• [What to do]:
Write out the records word for word, with no pictures.

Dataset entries

━━━━━━━━━━━━━━━━━━━━

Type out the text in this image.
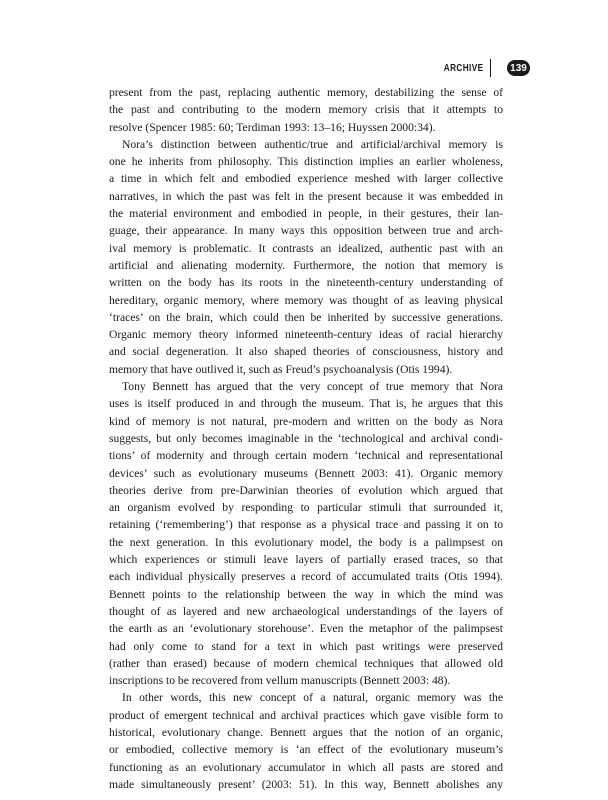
ARCHIVE	139
present from the past, replacing authentic memory, destabilizing the sense of
the past and contributing to the modern memory crisis that it attempts to
resolve (Spencer 1985: 60; Terdiman 1993: 13–16; Huyssen 2000:34).
Nora’s distinction between authentic/true and artificial/archival memory is
one he inherits from philosophy. This distinction implies an earlier wholeness,
a time in which felt and embodied experience meshed with larger collective
narratives, in which the past was felt in the present because it was embedded in
the material environment and embodied in people, in their gestures, their lan-
guage, their appearance. In many ways this opposition between true and arch-
ival memory is problematic. It contrasts an idealized, authentic past with an
artificial and alienating modernity. Furthermore, the notion that memory is
written on the body has its roots in the nineteenth-century understanding of
hereditary, organic memory, where memory was thought of as leaving physical
‘traces’ on the brain, which could then be inherited by successive generations.
Organic memory theory informed nineteenth-century ideas of racial hierarchy
and social degeneration. It also shaped theories of consciousness, history and
memory that have outlived it, such as Freud’s psychoanalysis (Otis 1994).
Tony Bennett has argued that the very concept of true memory that Nora
uses is itself produced in and through the museum. That is, he argues that this
kind of memory is not natural, pre-modern and written on the body as Nora
suggests, but only becomes imaginable in the ‘technological and archival condi-
tions’ of modernity and through certain modern ‘technical and representational
devices’ such as evolutionary museums (Bennett 2003: 41). Organic memory
theories derive from pre-Darwinian theories of evolution which argued that
an organism evolved by responding to particular stimuli that surrounded it,
retaining (‘remembering’) that response as a physical trace and passing it on to
the next generation. In this evolutionary model, the body is a palimpsest on
which experiences or stimuli leave layers of partially erased traces, so that
each individual physically preserves a record of accumulated traits (Otis 1994).
Bennett points to the relationship between the way in which the mind was
thought of as layered and new archaeological understandings of the layers of
the earth as an ‘evolutionary storehouse’. Even the metaphor of the palimpsest
had only come to stand for a text in which past writings were preserved
(rather than erased) because of modern chemical techniques that allowed old
inscriptions to be recovered from vellum manuscripts (Bennett 2003: 48).
In other words, this new concept of a natural, organic memory was the
product of emergent technical and archival practices which gave visible form to
historical, evolutionary change. Bennett argues that the notion of an organic,
or embodied, collective memory is ‘an effect of the evolutionary museum’s
functioning as an evolutionary accumulator in which all pasts are stored and
made simultaneously present’ (2003: 51). In this way, Bennett abolishes any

━━━━━━━━━━━━━━━━━━━━

• [Result]:
Type out the text in this image.
ARCHIVE	139
present from the past, replacing authentic memory, destabilizing the sense of
the past and contributing to the modern memory crisis that it attempts to
resolve (Spencer 1985: 60; Terdiman 1993: 13–16; Huyssen 2000:34).
Nora’s distinction between authentic/true and artificial/archival memory is
one he inherits from philosophy. This distinction implies an earlier wholeness,
a time in which felt and embodied experience meshed with larger collective
narratives, in which the past was felt in the present because it was embedded in
the material environment and embodied in people, in their gestures, their lan-
guage, their appearance. In many ways this opposition between true and arch-
ival memory is problematic. It contrasts an idealized, authentic past with an
artificial and alienating modernity. Furthermore, the notion that memory is
written on the body has its roots in the nineteenth-century understanding of
hereditary, organic memory, where memory was thought of as leaving physical
‘traces’ on the brain, which could then be inherited by successive generations.
Organic memory theory informed nineteenth-century ideas of racial hierarchy
and social degeneration. It also shaped theories of consciousness, history and
memory that have outlived it, such as Freud’s psychoanalysis (Otis 1994).
Tony Bennett has argued that the very concept of true memory that Nora
uses is itself produced in and through the museum. That is, he argues that this
kind of memory is not natural, pre-modern and written on the body as Nora
suggests, but only becomes imaginable in the ‘technological and archival condi-
tions’ of modernity and through certain modern ‘technical and representational
devices’ such as evolutionary museums (Bennett 2003: 41). Organic memory
theories derive from pre-Darwinian theories of evolution which argued that
an organism evolved by responding to particular stimuli that surrounded it,
retaining (‘remembering’) that response as a physical trace and passing it on to
the next generation. In this evolutionary model, the body is a palimpsest on
which experiences or stimuli leave layers of partially erased traces, so that
each individual physically preserves a record of accumulated traits (Otis 1994).
Bennett points to the relationship between the way in which the mind was
thought of as layered and new archaeological understandings of the layers of
the earth as an ‘evolutionary storehouse’. Even the metaphor of the palimpsest
had only come to stand for a text in which past writings were preserved
(rather than erased) because of modern chemical techniques that allowed old
inscriptions to be recovered from vellum manuscripts (Bennett 2003: 48).
In other words, this new concept of a natural, organic memory was the
product of emergent technical and archival practices which gave visible form to
historical, evolutionary change. Bennett argues that the notion of an organic,
or embodied, collective memory is ‘an effect of the evolutionary museum’s
functioning as an evolutionary accumulator in which all pasts are stored and
made simultaneously present’ (2003: 51). In this way, Bennett abolishes any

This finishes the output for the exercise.